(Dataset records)
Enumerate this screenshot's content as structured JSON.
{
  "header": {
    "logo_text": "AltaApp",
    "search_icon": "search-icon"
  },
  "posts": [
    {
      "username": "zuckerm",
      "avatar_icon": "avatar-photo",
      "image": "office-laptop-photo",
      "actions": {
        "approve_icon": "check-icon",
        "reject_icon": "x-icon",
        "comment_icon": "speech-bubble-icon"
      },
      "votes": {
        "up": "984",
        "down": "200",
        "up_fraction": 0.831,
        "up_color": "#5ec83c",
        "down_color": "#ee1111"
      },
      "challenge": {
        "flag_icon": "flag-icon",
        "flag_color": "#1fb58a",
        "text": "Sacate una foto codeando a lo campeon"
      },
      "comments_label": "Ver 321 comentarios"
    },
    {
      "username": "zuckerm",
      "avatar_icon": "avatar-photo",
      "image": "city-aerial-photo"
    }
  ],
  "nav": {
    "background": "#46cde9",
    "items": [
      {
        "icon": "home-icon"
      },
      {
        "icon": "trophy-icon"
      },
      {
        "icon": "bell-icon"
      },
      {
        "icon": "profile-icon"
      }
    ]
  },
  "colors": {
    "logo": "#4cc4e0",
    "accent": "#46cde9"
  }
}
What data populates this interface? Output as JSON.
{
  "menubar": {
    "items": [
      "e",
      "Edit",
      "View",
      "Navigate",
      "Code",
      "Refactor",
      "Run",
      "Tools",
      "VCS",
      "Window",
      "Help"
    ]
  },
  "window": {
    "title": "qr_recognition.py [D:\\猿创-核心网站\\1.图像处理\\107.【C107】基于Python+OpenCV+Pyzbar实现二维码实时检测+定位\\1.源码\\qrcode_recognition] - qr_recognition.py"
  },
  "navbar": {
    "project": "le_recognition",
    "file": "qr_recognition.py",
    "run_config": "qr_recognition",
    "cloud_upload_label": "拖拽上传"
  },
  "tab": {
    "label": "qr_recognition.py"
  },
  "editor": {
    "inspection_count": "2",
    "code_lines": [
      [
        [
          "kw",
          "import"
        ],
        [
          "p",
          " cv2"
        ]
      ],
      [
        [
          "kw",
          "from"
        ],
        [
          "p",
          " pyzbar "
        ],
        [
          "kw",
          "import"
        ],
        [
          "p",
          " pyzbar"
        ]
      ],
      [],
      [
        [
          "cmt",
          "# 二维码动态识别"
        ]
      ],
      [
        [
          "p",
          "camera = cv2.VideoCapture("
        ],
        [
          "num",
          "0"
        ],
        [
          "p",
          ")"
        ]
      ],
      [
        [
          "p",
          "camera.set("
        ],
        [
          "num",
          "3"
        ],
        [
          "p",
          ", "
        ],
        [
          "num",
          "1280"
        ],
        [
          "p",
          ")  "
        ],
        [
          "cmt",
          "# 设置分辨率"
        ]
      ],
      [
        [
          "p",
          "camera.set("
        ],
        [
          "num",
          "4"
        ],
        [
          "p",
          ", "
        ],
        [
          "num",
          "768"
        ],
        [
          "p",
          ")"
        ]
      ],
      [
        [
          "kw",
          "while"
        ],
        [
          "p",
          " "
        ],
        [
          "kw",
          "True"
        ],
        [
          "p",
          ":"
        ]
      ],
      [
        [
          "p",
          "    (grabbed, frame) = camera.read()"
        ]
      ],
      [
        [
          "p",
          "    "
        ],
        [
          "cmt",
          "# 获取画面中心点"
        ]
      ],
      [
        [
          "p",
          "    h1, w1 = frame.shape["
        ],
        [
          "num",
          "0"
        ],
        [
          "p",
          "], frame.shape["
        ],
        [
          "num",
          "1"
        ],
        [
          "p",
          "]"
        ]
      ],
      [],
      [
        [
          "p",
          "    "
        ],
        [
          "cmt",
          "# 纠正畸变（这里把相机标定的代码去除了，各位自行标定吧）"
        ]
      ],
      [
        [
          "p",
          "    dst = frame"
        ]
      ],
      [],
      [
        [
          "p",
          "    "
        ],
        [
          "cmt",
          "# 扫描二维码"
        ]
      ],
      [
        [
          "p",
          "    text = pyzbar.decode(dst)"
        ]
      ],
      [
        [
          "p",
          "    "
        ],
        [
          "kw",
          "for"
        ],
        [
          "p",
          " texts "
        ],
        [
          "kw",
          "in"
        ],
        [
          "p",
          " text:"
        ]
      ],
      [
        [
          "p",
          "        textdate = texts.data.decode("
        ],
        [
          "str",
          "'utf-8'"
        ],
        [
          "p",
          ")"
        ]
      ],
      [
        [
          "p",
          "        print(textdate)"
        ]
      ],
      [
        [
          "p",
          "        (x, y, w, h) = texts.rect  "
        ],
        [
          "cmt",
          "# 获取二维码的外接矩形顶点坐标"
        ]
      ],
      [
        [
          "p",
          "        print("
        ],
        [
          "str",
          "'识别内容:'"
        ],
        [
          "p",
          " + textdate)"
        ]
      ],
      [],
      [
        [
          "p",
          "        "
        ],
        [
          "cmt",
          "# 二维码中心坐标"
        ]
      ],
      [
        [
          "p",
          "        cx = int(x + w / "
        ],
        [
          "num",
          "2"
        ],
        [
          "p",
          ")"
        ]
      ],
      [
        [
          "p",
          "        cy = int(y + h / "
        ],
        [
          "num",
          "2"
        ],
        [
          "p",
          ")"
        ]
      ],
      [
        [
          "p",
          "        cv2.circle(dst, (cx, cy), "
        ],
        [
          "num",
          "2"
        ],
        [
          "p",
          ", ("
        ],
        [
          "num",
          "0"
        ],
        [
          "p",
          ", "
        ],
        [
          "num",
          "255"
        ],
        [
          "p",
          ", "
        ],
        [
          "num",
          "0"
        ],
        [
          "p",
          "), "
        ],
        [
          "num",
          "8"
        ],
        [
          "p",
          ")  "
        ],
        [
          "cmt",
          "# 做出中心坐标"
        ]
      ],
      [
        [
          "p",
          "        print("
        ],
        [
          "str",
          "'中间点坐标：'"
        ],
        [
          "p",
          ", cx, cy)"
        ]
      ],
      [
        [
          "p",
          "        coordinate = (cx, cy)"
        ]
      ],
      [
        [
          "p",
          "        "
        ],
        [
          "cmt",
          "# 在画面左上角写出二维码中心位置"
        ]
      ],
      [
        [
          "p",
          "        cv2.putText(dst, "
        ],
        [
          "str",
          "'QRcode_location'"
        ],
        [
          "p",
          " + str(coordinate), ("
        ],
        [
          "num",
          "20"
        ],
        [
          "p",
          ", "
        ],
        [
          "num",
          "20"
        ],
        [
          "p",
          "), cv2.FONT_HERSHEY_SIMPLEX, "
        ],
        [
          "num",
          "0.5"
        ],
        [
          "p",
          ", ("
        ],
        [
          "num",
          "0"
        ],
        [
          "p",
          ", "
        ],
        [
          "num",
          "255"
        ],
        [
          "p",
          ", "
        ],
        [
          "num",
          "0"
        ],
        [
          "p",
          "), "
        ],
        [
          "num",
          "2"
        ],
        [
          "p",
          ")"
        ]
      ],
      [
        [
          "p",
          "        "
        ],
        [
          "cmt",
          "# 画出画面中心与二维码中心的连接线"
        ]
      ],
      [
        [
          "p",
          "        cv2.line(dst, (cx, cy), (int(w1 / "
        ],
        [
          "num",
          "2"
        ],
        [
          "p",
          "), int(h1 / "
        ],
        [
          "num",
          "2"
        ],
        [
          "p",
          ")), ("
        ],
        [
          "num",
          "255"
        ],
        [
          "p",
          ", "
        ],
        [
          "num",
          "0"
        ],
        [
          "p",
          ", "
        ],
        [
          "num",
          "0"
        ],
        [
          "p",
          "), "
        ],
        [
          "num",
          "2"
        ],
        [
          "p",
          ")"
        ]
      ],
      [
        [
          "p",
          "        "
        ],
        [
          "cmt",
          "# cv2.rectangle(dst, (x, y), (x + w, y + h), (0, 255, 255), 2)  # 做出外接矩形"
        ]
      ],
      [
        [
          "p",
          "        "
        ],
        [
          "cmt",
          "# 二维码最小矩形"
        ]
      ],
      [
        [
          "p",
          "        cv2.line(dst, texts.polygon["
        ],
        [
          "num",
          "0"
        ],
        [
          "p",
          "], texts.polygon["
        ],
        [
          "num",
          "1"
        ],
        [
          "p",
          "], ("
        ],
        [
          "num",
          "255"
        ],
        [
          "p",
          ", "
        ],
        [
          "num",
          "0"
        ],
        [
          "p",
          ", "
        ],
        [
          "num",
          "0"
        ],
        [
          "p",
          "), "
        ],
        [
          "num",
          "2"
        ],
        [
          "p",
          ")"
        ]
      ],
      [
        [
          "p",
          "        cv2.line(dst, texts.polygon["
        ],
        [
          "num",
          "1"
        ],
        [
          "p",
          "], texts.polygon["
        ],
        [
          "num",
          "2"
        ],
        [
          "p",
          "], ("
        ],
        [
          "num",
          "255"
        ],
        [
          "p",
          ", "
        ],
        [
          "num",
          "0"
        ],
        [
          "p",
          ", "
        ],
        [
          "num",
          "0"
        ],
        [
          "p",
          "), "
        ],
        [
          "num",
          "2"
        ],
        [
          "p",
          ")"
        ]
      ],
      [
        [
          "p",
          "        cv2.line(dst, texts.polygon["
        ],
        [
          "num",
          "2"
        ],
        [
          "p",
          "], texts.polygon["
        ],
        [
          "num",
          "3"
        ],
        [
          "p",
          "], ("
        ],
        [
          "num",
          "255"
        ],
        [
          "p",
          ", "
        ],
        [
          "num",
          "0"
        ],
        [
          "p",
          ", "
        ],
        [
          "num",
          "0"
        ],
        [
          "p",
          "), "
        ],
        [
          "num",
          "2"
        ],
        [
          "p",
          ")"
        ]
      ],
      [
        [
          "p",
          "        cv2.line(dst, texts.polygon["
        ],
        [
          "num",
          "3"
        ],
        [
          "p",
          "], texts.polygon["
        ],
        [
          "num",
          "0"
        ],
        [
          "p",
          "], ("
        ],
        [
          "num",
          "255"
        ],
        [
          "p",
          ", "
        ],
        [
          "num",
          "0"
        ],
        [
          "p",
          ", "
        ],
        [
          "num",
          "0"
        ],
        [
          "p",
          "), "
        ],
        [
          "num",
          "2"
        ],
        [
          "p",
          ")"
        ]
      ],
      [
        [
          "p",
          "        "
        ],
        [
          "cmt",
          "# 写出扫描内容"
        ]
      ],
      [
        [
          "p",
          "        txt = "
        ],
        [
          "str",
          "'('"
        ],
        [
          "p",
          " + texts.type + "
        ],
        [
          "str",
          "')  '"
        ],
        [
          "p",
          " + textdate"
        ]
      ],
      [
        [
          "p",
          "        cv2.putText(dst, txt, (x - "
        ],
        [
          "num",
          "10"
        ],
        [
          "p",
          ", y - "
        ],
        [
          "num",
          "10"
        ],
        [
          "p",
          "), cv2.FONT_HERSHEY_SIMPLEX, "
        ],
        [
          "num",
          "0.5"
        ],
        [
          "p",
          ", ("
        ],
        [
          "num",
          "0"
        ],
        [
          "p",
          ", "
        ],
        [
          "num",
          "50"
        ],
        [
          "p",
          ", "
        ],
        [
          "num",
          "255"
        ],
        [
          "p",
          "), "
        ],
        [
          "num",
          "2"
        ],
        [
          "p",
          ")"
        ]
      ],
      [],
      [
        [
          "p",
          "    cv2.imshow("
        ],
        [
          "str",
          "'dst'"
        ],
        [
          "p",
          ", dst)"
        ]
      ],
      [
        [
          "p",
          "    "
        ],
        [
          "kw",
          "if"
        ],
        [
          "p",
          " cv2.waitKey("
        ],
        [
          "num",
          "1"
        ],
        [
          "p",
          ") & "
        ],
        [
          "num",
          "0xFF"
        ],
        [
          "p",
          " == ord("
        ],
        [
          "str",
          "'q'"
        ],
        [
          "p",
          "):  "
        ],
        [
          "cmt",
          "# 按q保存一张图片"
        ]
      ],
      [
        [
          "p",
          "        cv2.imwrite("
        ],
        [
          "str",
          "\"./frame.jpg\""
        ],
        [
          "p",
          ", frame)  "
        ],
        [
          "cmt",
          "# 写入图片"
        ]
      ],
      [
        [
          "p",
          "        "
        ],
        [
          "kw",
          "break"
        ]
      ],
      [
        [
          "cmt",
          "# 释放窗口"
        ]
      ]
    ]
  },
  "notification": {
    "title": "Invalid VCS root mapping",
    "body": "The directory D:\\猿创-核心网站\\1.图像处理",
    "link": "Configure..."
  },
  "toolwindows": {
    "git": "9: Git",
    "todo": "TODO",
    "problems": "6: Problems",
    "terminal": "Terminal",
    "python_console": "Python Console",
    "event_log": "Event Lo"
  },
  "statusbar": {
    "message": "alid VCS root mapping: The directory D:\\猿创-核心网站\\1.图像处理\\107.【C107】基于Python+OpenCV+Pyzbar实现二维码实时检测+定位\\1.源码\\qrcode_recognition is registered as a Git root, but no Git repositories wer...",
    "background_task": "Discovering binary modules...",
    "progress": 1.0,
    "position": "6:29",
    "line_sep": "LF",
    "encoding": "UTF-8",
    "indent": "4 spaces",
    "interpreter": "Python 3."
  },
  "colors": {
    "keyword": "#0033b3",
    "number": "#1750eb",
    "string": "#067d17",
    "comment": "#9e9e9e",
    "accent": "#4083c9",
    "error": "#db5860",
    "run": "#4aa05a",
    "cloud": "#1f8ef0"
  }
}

**WORK TO BE COMPLETED**
What is the number of lines in the listing that include the word "root"? Give that number and nothing else.

**COMPLETE OUTPUT**
2